##### Excerpt provided #####

OK, reboot on std::filesystem::path. There are bits of it that require C++ trickery; my first
impulse was to dive into the hard parts first, but I ran into expression SFINAE hell with
Visual Studio 2015 (which I need to support).
So instead I want to get the bulk of path done before I tackle the template functions that
have complications around them. So ignore everything said before, let’s try again.
27.10.8 Class path
value_type and preferred_separator
A path has a value_type that is platform-specific; this is meant to map directly to the
platform filesystem character set. It also has a preferred_separator that is the native
separator; this seems to have been concocted mainly for Windows support. It also has
a string_type, but this is just basic_string<value_type. So we have
This is part of what is called native format; fileystems accept and return path strings in native
format. Windows Unicode builds use UTF16LE as the filesystem character set and separate path components
with ‘\’. The actual definition of native pathname format is “The operating system dependent pathname
format accepted by the host operating system”.

##### Data under study #####

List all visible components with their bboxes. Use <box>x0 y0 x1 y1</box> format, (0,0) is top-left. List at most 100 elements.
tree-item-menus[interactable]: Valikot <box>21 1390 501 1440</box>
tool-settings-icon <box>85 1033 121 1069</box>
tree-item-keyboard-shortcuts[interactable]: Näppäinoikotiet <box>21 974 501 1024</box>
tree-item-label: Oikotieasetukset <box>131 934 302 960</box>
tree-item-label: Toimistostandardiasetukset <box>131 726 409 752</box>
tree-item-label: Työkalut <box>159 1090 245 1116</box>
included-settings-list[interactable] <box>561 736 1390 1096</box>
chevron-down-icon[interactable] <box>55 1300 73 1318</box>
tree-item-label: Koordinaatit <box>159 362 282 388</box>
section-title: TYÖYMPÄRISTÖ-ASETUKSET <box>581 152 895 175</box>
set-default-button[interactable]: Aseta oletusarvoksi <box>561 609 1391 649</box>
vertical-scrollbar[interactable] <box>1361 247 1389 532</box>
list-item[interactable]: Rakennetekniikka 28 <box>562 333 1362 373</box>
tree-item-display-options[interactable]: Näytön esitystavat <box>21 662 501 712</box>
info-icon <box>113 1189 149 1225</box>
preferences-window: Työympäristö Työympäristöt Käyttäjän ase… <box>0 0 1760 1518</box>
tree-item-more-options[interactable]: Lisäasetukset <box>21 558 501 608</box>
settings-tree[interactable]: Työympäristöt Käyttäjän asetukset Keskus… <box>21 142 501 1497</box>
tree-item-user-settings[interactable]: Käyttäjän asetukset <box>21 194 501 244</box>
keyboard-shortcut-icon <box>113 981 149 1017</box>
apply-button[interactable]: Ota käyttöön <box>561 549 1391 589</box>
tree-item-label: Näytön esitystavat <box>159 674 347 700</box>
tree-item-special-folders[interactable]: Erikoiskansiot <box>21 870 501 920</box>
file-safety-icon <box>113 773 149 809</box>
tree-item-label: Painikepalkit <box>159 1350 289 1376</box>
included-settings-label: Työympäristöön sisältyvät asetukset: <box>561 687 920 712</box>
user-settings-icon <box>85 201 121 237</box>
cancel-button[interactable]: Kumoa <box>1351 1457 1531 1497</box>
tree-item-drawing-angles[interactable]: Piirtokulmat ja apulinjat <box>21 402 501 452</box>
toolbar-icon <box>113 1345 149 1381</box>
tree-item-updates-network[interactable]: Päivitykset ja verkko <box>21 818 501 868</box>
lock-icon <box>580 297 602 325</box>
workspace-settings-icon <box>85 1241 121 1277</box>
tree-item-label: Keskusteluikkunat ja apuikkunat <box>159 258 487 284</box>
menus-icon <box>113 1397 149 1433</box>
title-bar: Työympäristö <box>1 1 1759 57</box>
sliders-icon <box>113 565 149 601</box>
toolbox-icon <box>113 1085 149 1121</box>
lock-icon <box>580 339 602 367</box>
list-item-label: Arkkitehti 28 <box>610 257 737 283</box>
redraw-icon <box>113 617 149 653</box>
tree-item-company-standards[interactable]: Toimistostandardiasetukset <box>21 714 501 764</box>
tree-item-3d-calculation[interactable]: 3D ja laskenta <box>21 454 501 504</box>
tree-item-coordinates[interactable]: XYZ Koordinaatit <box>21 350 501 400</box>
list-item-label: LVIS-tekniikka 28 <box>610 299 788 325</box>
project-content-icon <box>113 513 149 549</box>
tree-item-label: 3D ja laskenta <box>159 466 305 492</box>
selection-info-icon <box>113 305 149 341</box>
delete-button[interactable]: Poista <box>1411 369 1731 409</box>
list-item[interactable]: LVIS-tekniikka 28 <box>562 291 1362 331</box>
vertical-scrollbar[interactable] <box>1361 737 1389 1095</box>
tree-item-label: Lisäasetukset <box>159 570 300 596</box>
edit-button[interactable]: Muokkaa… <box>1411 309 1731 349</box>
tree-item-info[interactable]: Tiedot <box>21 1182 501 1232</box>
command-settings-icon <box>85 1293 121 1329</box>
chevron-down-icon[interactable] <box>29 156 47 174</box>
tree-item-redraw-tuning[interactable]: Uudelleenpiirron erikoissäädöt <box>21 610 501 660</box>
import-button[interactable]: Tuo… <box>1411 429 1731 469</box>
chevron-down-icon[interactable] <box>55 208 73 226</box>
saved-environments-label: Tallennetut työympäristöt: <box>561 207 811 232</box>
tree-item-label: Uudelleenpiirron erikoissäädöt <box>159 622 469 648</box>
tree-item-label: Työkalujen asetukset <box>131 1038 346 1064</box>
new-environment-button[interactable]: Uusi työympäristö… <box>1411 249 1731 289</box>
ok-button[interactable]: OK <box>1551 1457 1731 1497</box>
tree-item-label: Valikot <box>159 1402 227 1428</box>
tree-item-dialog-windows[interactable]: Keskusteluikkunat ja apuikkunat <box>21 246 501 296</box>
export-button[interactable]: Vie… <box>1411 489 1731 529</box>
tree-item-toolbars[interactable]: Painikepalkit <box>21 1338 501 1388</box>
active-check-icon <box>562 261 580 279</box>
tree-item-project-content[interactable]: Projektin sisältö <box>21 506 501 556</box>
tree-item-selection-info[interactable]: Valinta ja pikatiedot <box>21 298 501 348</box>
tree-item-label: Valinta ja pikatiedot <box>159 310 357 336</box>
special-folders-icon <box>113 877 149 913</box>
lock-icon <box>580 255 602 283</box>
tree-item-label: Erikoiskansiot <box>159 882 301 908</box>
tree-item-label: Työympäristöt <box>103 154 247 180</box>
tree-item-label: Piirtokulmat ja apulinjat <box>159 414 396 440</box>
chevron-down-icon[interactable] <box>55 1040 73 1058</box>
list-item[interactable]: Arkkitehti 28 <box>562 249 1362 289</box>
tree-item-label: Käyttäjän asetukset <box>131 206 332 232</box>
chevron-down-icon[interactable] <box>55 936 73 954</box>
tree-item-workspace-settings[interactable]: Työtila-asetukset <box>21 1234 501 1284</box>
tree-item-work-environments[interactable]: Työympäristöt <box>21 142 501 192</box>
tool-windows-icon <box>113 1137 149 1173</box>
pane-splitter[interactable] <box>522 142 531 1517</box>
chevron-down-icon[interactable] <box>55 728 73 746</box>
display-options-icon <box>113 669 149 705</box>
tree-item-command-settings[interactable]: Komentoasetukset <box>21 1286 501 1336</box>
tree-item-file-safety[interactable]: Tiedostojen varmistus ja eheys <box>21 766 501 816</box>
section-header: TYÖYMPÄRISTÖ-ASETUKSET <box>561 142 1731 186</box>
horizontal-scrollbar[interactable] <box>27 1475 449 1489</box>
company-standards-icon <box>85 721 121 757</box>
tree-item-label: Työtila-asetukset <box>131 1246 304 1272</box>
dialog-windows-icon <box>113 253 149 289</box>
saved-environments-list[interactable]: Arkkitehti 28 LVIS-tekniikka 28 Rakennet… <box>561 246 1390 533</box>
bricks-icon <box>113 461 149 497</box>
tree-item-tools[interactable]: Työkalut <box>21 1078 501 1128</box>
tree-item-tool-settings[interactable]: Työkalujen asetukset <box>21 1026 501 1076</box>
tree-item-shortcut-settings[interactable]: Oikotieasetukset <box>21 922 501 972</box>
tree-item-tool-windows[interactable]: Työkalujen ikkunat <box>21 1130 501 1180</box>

#####

§ **Exercise instructions**
A. Condense the paragraph of the std::filesystem::path text that begins "OK, reboot on" while keeping its main facts.
B. Carry on the std::filesystem::path text from its last sentence.

§ **Task results**
A. I'm restarting work on std::filesystem::path. I first tried the parts that need C++ trickery, but expression SFINAE problems in Visual Studio 2015, which I must support, stopped me.

B.
27.10.8.1 Generic pathname format
Unlike the native format, generic format is specified. This is so that general-purpose code can
form and manipulate paths, presuming that there are conversion functions from native to generic,
and from generic to native.
For Windows and POSIX, this is mostly a moot point, because generic format is acceptable as a native path,
you can pass either as function arguments, and paths for files and directories share the same syntax.
This hedge exists so that other filesystems can be mapped to a common format.
On Windows, native format uses the preferred separator ‘\’, whereas generic paths prefer to join
paths with ‘/’. Obviously POSIX uses ‘/’ natively, and Windows NT filesystem functions allow ‘/’
in most cases (with the exception of so-called UNC file paths which have to start with \\\\).
27.10.8.2 path conversions
We are going to sidestep path conversions completely to begin with, since we can use either generic
paths or native paths at will in calls.
27.10.8.3 path requirements
There are a number of function templates that, in the spec, take a paramter named Source. This
is a stand-in for a family of function templates; Source is either a specialization of
basic_string or basic_string_view, or iterator_traits<decay_t<Source>>::value_type is valid
and denotes a (possibly const) encoded character type.
This applies to constructors, assignments, appends and concatenation, as these are the places
that data are passed to path.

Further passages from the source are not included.